::: GIVEN RECORDS

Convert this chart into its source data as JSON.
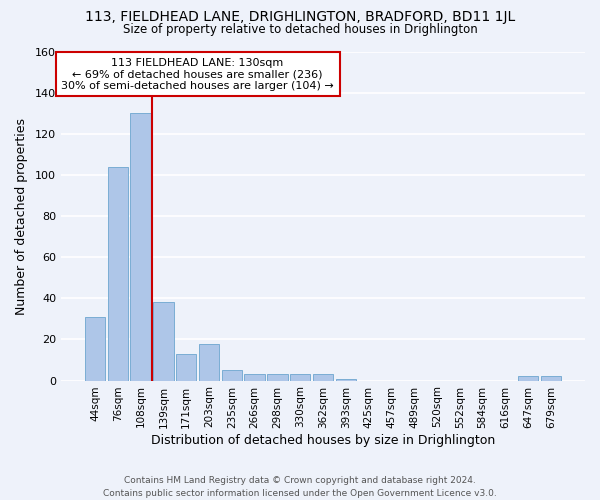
{
  "title1": "113, FIELDHEAD LANE, DRIGHLINGTON, BRADFORD, BD11 1JL",
  "title2": "Size of property relative to detached houses in Drighlington",
  "xlabel": "Distribution of detached houses by size in Drighlington",
  "ylabel": "Number of detached properties",
  "bar_labels": [
    "44sqm",
    "76sqm",
    "108sqm",
    "139sqm",
    "171sqm",
    "203sqm",
    "235sqm",
    "266sqm",
    "298sqm",
    "330sqm",
    "362sqm",
    "393sqm",
    "425sqm",
    "457sqm",
    "489sqm",
    "520sqm",
    "552sqm",
    "584sqm",
    "616sqm",
    "647sqm",
    "679sqm"
  ],
  "bar_values": [
    31,
    104,
    130,
    38,
    13,
    18,
    5,
    3,
    3,
    3,
    3,
    1,
    0,
    0,
    0,
    0,
    0,
    0,
    0,
    2,
    2
  ],
  "bar_color": "#aec6e8",
  "bar_edge_color": "#7aadd4",
  "bar_linewidth": 0.7,
  "background_color": "#eef2fa",
  "grid_color": "#ffffff",
  "vline_x": 2.5,
  "vline_color": "#cc0000",
  "annotation_text": "113 FIELDHEAD LANE: 130sqm\n← 69% of detached houses are smaller (236)\n30% of semi-detached houses are larger (104) →",
  "annotation_box_color": "#ffffff",
  "annotation_box_edge": "#cc0000",
  "ylim": [
    0,
    160
  ],
  "yticks": [
    0,
    20,
    40,
    60,
    80,
    100,
    120,
    140,
    160
  ],
  "footer": "Contains HM Land Registry data © Crown copyright and database right 2024.\nContains public sector information licensed under the Open Government Licence v3.0."
}
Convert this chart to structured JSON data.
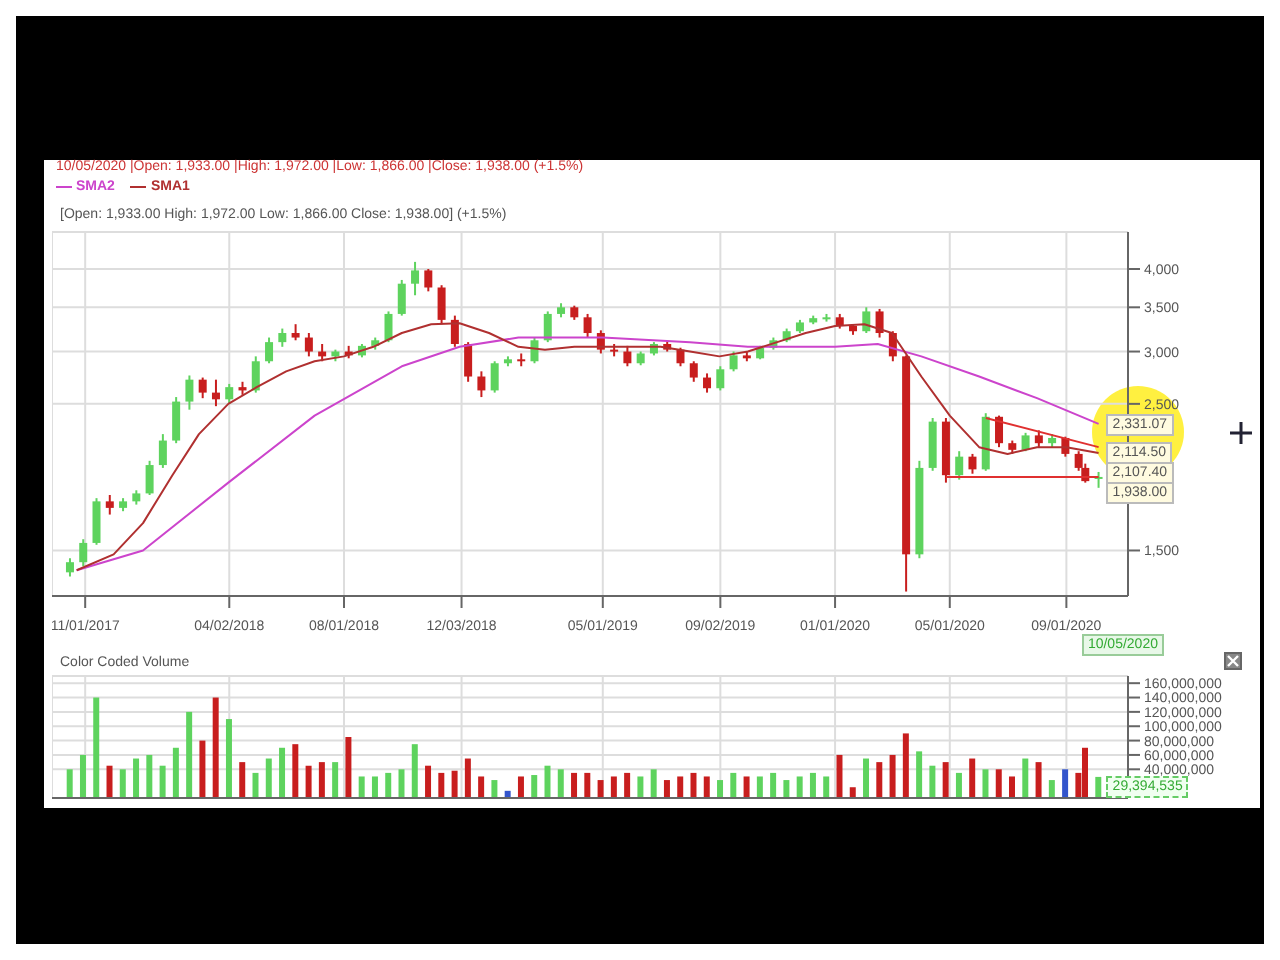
{
  "chart_data": [
    {
      "type": "candlestick",
      "log": true,
      "grid": true,
      "legend": "top left",
      "marker": "none",
      "line_style": "solid",
      "annotations": [
        "10/05/2020 |Open: 1,933.00 |High: 1,972.00 |Low: 1,866.00 |Close: 1,938.00 (+1.5%)",
        "[Open: 1,933.00  High: 1,972.00  Low: 1,866.00  Close: 1,938.00] (+1.5%)",
        {
          "text": "2,331.07",
          "x": "2020-10-05",
          "y": 2331.07
        },
        {
          "text": "2,114.50",
          "x": "2020-10-05",
          "y": 2114.5
        },
        {
          "text": "2,107.40",
          "x": "2020-10-05",
          "y": 2107.4
        },
        {
          "text": "1,938.00",
          "x": "2020-10-05",
          "y": 1938
        },
        "10/05/2020"
      ],
      "xlim": [
        "2017-09-27",
        "2020-11-05"
      ],
      "xticks": [
        {
          "value": "2017-11-01",
          "label": "11/01/2017"
        },
        {
          "value": "2018-04-02",
          "label": "04/02/2018"
        },
        {
          "value": "2018-08-01",
          "label": "08/01/2018"
        },
        {
          "value": "2018-12-03",
          "label": "12/03/2018"
        },
        {
          "value": "2019-05-01",
          "label": "05/01/2019"
        },
        {
          "value": "2019-09-02",
          "label": "09/02/2019"
        },
        {
          "value": "2020-01-01",
          "label": "01/01/2020"
        },
        {
          "value": "2020-05-01",
          "label": "05/01/2020"
        },
        {
          "value": "2020-09-01",
          "label": "09/01/2020"
        }
      ],
      "ylim": [
        1280,
        4550
      ],
      "yticks": [
        {
          "value": 1500,
          "label": "1,500"
        },
        {
          "value": 2500,
          "label": "2,500"
        },
        {
          "value": 3000,
          "label": "3,000"
        },
        {
          "value": 3500,
          "label": "3,500"
        },
        {
          "value": 4000,
          "label": "4,000"
        }
      ],
      "x": [
        "2017-10-16",
        "2017-10-30",
        "2017-11-13",
        "2017-11-27",
        "2017-12-11",
        "2017-12-25",
        "2018-01-08",
        "2018-01-22",
        "2018-02-05",
        "2018-02-19",
        "2018-03-05",
        "2018-03-19",
        "2018-04-02",
        "2018-04-16",
        "2018-04-30",
        "2018-05-14",
        "2018-05-28",
        "2018-06-11",
        "2018-06-25",
        "2018-07-09",
        "2018-07-23",
        "2018-08-06",
        "2018-08-20",
        "2018-09-03",
        "2018-09-17",
        "2018-10-01",
        "2018-10-15",
        "2018-10-29",
        "2018-11-12",
        "2018-11-26",
        "2018-12-10",
        "2018-12-24",
        "2019-01-07",
        "2019-01-21",
        "2019-02-04",
        "2019-02-18",
        "2019-03-04",
        "2019-03-18",
        "2019-04-01",
        "2019-04-15",
        "2019-04-29",
        "2019-05-13",
        "2019-05-27",
        "2019-06-10",
        "2019-06-24",
        "2019-07-08",
        "2019-07-22",
        "2019-08-05",
        "2019-08-19",
        "2019-09-02",
        "2019-09-16",
        "2019-09-30",
        "2019-10-14",
        "2019-10-28",
        "2019-11-11",
        "2019-11-25",
        "2019-12-09",
        "2019-12-23",
        "2020-01-06",
        "2020-01-20",
        "2020-02-03",
        "2020-02-17",
        "2020-03-02",
        "2020-03-16",
        "2020-03-30",
        "2020-04-13",
        "2020-04-27",
        "2020-05-11",
        "2020-05-25",
        "2020-06-08",
        "2020-06-22",
        "2020-07-06",
        "2020-07-20",
        "2020-08-03",
        "2020-08-17",
        "2020-08-31",
        "2020-09-14",
        "2020-09-21",
        "2020-10-05"
      ],
      "ohlc": [
        [
          1390,
          1460,
          1370,
          1440
        ],
        [
          1440,
          1560,
          1420,
          1540
        ],
        [
          1540,
          1800,
          1530,
          1780
        ],
        [
          1780,
          1820,
          1700,
          1740
        ],
        [
          1740,
          1800,
          1720,
          1780
        ],
        [
          1780,
          1850,
          1760,
          1830
        ],
        [
          1830,
          2050,
          1820,
          2020
        ],
        [
          2020,
          2250,
          2000,
          2200
        ],
        [
          2200,
          2560,
          2180,
          2520
        ],
        [
          2520,
          2760,
          2450,
          2720
        ],
        [
          2720,
          2740,
          2550,
          2600
        ],
        [
          2600,
          2720,
          2480,
          2540
        ],
        [
          2540,
          2680,
          2500,
          2650
        ],
        [
          2650,
          2700,
          2580,
          2620
        ],
        [
          2620,
          2950,
          2600,
          2900
        ],
        [
          2900,
          3150,
          2880,
          3100
        ],
        [
          3100,
          3250,
          3050,
          3200
        ],
        [
          3200,
          3300,
          3120,
          3150
        ],
        [
          3150,
          3200,
          2950,
          3000
        ],
        [
          3000,
          3080,
          2900,
          2950
        ],
        [
          2950,
          3020,
          2900,
          3000
        ],
        [
          3000,
          3060,
          2930,
          2960
        ],
        [
          2960,
          3080,
          2940,
          3060
        ],
        [
          3060,
          3150,
          3020,
          3120
        ],
        [
          3120,
          3450,
          3100,
          3420
        ],
        [
          3420,
          3850,
          3400,
          3800
        ],
        [
          3800,
          4100,
          3650,
          3980
        ],
        [
          3980,
          4000,
          3700,
          3750
        ],
        [
          3750,
          3780,
          3300,
          3350
        ],
        [
          3350,
          3400,
          3050,
          3080
        ],
        [
          3080,
          3100,
          2700,
          2750
        ],
        [
          2750,
          2800,
          2560,
          2620
        ],
        [
          2620,
          2900,
          2600,
          2880
        ],
        [
          2880,
          2950,
          2850,
          2920
        ],
        [
          2920,
          2980,
          2850,
          2900
        ],
        [
          2900,
          3150,
          2880,
          3120
        ],
        [
          3120,
          3450,
          3100,
          3420
        ],
        [
          3420,
          3550,
          3380,
          3500
        ],
        [
          3500,
          3520,
          3350,
          3380
        ],
        [
          3380,
          3420,
          3150,
          3200
        ],
        [
          3200,
          3230,
          2980,
          3020
        ],
        [
          3020,
          3080,
          2950,
          3000
        ],
        [
          3000,
          3060,
          2850,
          2880
        ],
        [
          2880,
          3000,
          2860,
          2980
        ],
        [
          2980,
          3100,
          2960,
          3080
        ],
        [
          3080,
          3120,
          3000,
          3020
        ],
        [
          3020,
          3040,
          2850,
          2880
        ],
        [
          2880,
          2900,
          2700,
          2740
        ],
        [
          2740,
          2780,
          2600,
          2640
        ],
        [
          2640,
          2850,
          2620,
          2820
        ],
        [
          2820,
          3000,
          2800,
          2960
        ],
        [
          2960,
          3000,
          2900,
          2930
        ],
        [
          2930,
          3060,
          2920,
          3040
        ],
        [
          3040,
          3150,
          3020,
          3120
        ],
        [
          3120,
          3250,
          3100,
          3220
        ],
        [
          3220,
          3350,
          3200,
          3320
        ],
        [
          3320,
          3400,
          3300,
          3370
        ],
        [
          3370,
          3420,
          3330,
          3380
        ],
        [
          3380,
          3420,
          3250,
          3280
        ],
        [
          3280,
          3300,
          3180,
          3220
        ],
        [
          3220,
          3500,
          3200,
          3450
        ],
        [
          3450,
          3480,
          3150,
          3200
        ],
        [
          3200,
          3220,
          2900,
          2950
        ],
        [
          2950,
          2960,
          1300,
          1480
        ],
        [
          1480,
          2050,
          1460,
          2000
        ],
        [
          2000,
          2380,
          1980,
          2350
        ],
        [
          2350,
          2380,
          1900,
          1950
        ],
        [
          1950,
          2120,
          1920,
          2080
        ],
        [
          2080,
          2100,
          1960,
          1990
        ],
        [
          1990,
          2420,
          1980,
          2390
        ],
        [
          2390,
          2400,
          2150,
          2180
        ],
        [
          2180,
          2200,
          2100,
          2130
        ],
        [
          2130,
          2260,
          2120,
          2240
        ],
        [
          2240,
          2280,
          2150,
          2180
        ],
        [
          2180,
          2250,
          2150,
          2220
        ],
        [
          2220,
          2230,
          2080,
          2100
        ],
        [
          2100,
          2120,
          1980,
          2000
        ],
        [
          2000,
          2030,
          1900,
          1910
        ],
        [
          1933,
          1972,
          1866,
          1938
        ]
      ],
      "colors": [
        "#5ed35e",
        "#5ed35e",
        "#5ed35e",
        "#c81e1e",
        "#5ed35e",
        "#5ed35e",
        "#5ed35e",
        "#5ed35e",
        "#5ed35e",
        "#5ed35e",
        "#c81e1e",
        "#c81e1e",
        "#5ed35e",
        "#c81e1e",
        "#5ed35e",
        "#5ed35e",
        "#5ed35e",
        "#c81e1e",
        "#c81e1e",
        "#c81e1e",
        "#5ed35e",
        "#c81e1e",
        "#5ed35e",
        "#5ed35e",
        "#5ed35e",
        "#5ed35e",
        "#5ed35e",
        "#c81e1e",
        "#c81e1e",
        "#c81e1e",
        "#c81e1e",
        "#c81e1e",
        "#5ed35e",
        "#5ed35e",
        "#c81e1e",
        "#5ed35e",
        "#5ed35e",
        "#5ed35e",
        "#c81e1e",
        "#c81e1e",
        "#c81e1e",
        "#c81e1e",
        "#c81e1e",
        "#5ed35e",
        "#5ed35e",
        "#c81e1e",
        "#c81e1e",
        "#c81e1e",
        "#c81e1e",
        "#5ed35e",
        "#5ed35e",
        "#c81e1e",
        "#5ed35e",
        "#5ed35e",
        "#5ed35e",
        "#5ed35e",
        "#5ed35e",
        "#5ed35e",
        "#c81e1e",
        "#c81e1e",
        "#5ed35e",
        "#c81e1e",
        "#c81e1e",
        "#c81e1e",
        "#5ed35e",
        "#5ed35e",
        "#c81e1e",
        "#5ed35e",
        "#c81e1e",
        "#5ed35e",
        "#c81e1e",
        "#c81e1e",
        "#5ed35e",
        "#c81e1e",
        "#5ed35e",
        "#c81e1e",
        "#c81e1e",
        "#c81e1e",
        "#5ed35e"
      ],
      "series": [
        {
          "type": "line",
          "name": "SMA2",
          "color": "#cc44cc",
          "x": [
            "2017-10-23",
            "2018-01-01",
            "2018-04-01",
            "2018-07-01",
            "2018-10-01",
            "2018-12-01",
            "2019-02-01",
            "2019-05-01",
            "2019-08-01",
            "2019-10-01",
            "2020-01-01",
            "2020-02-15",
            "2020-04-01",
            "2020-06-01",
            "2020-08-01",
            "2020-10-05"
          ],
          "values": [
            1400,
            1500,
            1900,
            2400,
            2850,
            3050,
            3150,
            3150,
            3100,
            3050,
            3050,
            3080,
            2950,
            2750,
            2550,
            2331.07
          ]
        },
        {
          "type": "line",
          "name": "SMA1",
          "color": "#b03030",
          "x": [
            "2017-10-23",
            "2017-12-01",
            "2018-01-01",
            "2018-02-01",
            "2018-03-01",
            "2018-04-01",
            "2018-05-01",
            "2018-06-01",
            "2018-07-01",
            "2018-08-01",
            "2018-09-01",
            "2018-10-01",
            "2018-11-01",
            "2018-12-01",
            "2019-01-01",
            "2019-02-01",
            "2019-03-01",
            "2019-04-01",
            "2019-05-01",
            "2019-06-01",
            "2019-07-01",
            "2019-08-01",
            "2019-09-01",
            "2019-10-01",
            "2019-11-01",
            "2019-12-01",
            "2020-01-01",
            "2020-02-01",
            "2020-03-01",
            "2020-04-01",
            "2020-05-01",
            "2020-06-01",
            "2020-07-01",
            "2020-08-01",
            "2020-09-01",
            "2020-10-05"
          ],
          "values": [
            1400,
            1480,
            1650,
            1950,
            2250,
            2500,
            2650,
            2800,
            2900,
            2950,
            3050,
            3200,
            3300,
            3310,
            3200,
            3050,
            3020,
            3050,
            3050,
            3050,
            3050,
            3000,
            2950,
            3000,
            3100,
            3200,
            3280,
            3300,
            3200,
            2750,
            2400,
            2150,
            2100,
            2150,
            2150,
            2107.4
          ]
        },
        {
          "type": "line",
          "color": "#e03030",
          "x": [
            "2020-06-08",
            "2020-10-05"
          ],
          "values": [
            2380,
            2150
          ]
        },
        {
          "type": "line",
          "color": "#e03030",
          "x": [
            "2020-04-27",
            "2020-10-05"
          ],
          "values": [
            1938,
            1938
          ]
        }
      ]
    },
    {
      "type": "bar",
      "title": "Color Coded Volume",
      "grid": true,
      "tick_labels": "y",
      "annotations": [
        {
          "text": "29,394,535",
          "x": "2020-10-05",
          "y": 29394535
        }
      ],
      "xlim": [
        "2017-09-27",
        "2020-11-05"
      ],
      "xticks": [
        {
          "value": "2017-11-01",
          "label": null
        },
        {
          "value": "2018-04-02",
          "label": null
        },
        {
          "value": "2018-08-01",
          "label": null
        },
        {
          "value": "2018-12-03",
          "label": null
        },
        {
          "value": "2019-05-01",
          "label": null
        },
        {
          "value": "2019-09-02",
          "label": null
        },
        {
          "value": "2020-01-01",
          "label": null
        },
        {
          "value": "2020-05-01",
          "label": null
        },
        {
          "value": "2020-09-01",
          "label": null
        }
      ],
      "ylim": [
        0,
        170000000
      ],
      "yticks": [
        {
          "value": 40000000,
          "label": "40,000,000"
        },
        {
          "value": 60000000,
          "label": "60,000,000"
        },
        {
          "value": 80000000,
          "label": "80,000,000"
        },
        {
          "value": 100000000,
          "label": "100,000,000"
        },
        {
          "value": 120000000,
          "label": "120,000,000"
        },
        {
          "value": 140000000,
          "label": "140,000,000"
        },
        {
          "value": 160000000,
          "label": "160,000,000"
        }
      ],
      "x": [
        "2017-10-16",
        "2017-10-30",
        "2017-11-13",
        "2017-11-27",
        "2017-12-11",
        "2017-12-25",
        "2018-01-08",
        "2018-01-22",
        "2018-02-05",
        "2018-02-19",
        "2018-03-05",
        "2018-03-19",
        "2018-04-02",
        "2018-04-16",
        "2018-04-30",
        "2018-05-14",
        "2018-05-28",
        "2018-06-11",
        "2018-06-25",
        "2018-07-09",
        "2018-07-23",
        "2018-08-06",
        "2018-08-20",
        "2018-09-03",
        "2018-09-17",
        "2018-10-01",
        "2018-10-15",
        "2018-10-29",
        "2018-11-12",
        "2018-11-26",
        "2018-12-10",
        "2018-12-24",
        "2019-01-07",
        "2019-01-21",
        "2019-02-04",
        "2019-02-18",
        "2019-03-04",
        "2019-03-18",
        "2019-04-01",
        "2019-04-15",
        "2019-04-29",
        "2019-05-13",
        "2019-05-27",
        "2019-06-10",
        "2019-06-24",
        "2019-07-08",
        "2019-07-22",
        "2019-08-05",
        "2019-08-19",
        "2019-09-02",
        "2019-09-16",
        "2019-09-30",
        "2019-10-14",
        "2019-10-28",
        "2019-11-11",
        "2019-11-25",
        "2019-12-09",
        "2019-12-23",
        "2020-01-06",
        "2020-01-20",
        "2020-02-03",
        "2020-02-17",
        "2020-03-02",
        "2020-03-16",
        "2020-03-30",
        "2020-04-13",
        "2020-04-27",
        "2020-05-11",
        "2020-05-25",
        "2020-06-08",
        "2020-06-22",
        "2020-07-06",
        "2020-07-20",
        "2020-08-03",
        "2020-08-17",
        "2020-08-31",
        "2020-09-14",
        "2020-09-21",
        "2020-10-05"
      ],
      "values": [
        40000000,
        60000000,
        140000000,
        45000000,
        40000000,
        55000000,
        60000000,
        45000000,
        70000000,
        120000000,
        80000000,
        140000000,
        110000000,
        50000000,
        35000000,
        55000000,
        70000000,
        75000000,
        45000000,
        50000000,
        50000000,
        85000000,
        30000000,
        30000000,
        35000000,
        40000000,
        75000000,
        45000000,
        35000000,
        38000000,
        55000000,
        30000000,
        25000000,
        10000000,
        30000000,
        32000000,
        45000000,
        40000000,
        35000000,
        35000000,
        25000000,
        30000000,
        35000000,
        30000000,
        40000000,
        25000000,
        30000000,
        35000000,
        30000000,
        25000000,
        35000000,
        30000000,
        30000000,
        35000000,
        25000000,
        30000000,
        35000000,
        30000000,
        60000000,
        15000000,
        55000000,
        50000000,
        60000000,
        90000000,
        65000000,
        45000000,
        50000000,
        35000000,
        55000000,
        40000000,
        40000000,
        30000000,
        55000000,
        50000000,
        25000000,
        40000000,
        35000000,
        70000000,
        29394535
      ],
      "colors": [
        "#5ed35e",
        "#5ed35e",
        "#5ed35e",
        "#c81e1e",
        "#5ed35e",
        "#5ed35e",
        "#5ed35e",
        "#5ed35e",
        "#5ed35e",
        "#5ed35e",
        "#c81e1e",
        "#c81e1e",
        "#5ed35e",
        "#c81e1e",
        "#5ed35e",
        "#5ed35e",
        "#5ed35e",
        "#c81e1e",
        "#c81e1e",
        "#c81e1e",
        "#5ed35e",
        "#c81e1e",
        "#5ed35e",
        "#5ed35e",
        "#5ed35e",
        "#5ed35e",
        "#5ed35e",
        "#c81e1e",
        "#c81e1e",
        "#c81e1e",
        "#c81e1e",
        "#c81e1e",
        "#5ed35e",
        "#3355cc",
        "#c81e1e",
        "#5ed35e",
        "#5ed35e",
        "#5ed35e",
        "#c81e1e",
        "#c81e1e",
        "#c81e1e",
        "#c81e1e",
        "#c81e1e",
        "#5ed35e",
        "#5ed35e",
        "#c81e1e",
        "#c81e1e",
        "#c81e1e",
        "#c81e1e",
        "#5ed35e",
        "#5ed35e",
        "#c81e1e",
        "#5ed35e",
        "#5ed35e",
        "#5ed35e",
        "#5ed35e",
        "#5ed35e",
        "#5ed35e",
        "#c81e1e",
        "#c81e1e",
        "#5ed35e",
        "#c81e1e",
        "#c81e1e",
        "#c81e1e",
        "#5ed35e",
        "#5ed35e",
        "#c81e1e",
        "#5ed35e",
        "#c81e1e",
        "#5ed35e",
        "#c81e1e",
        "#c81e1e",
        "#5ed35e",
        "#c81e1e",
        "#5ed35e",
        "#3355cc",
        "#c81e1e",
        "#c81e1e",
        "#5ed35e"
      ]
    }
  ]
}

::::::

WORK INSTRUCTIONS: Say how many lines of the data hold the string "houses". Reply with the number alone.

RESPONSE TO THE EXERCISE: 3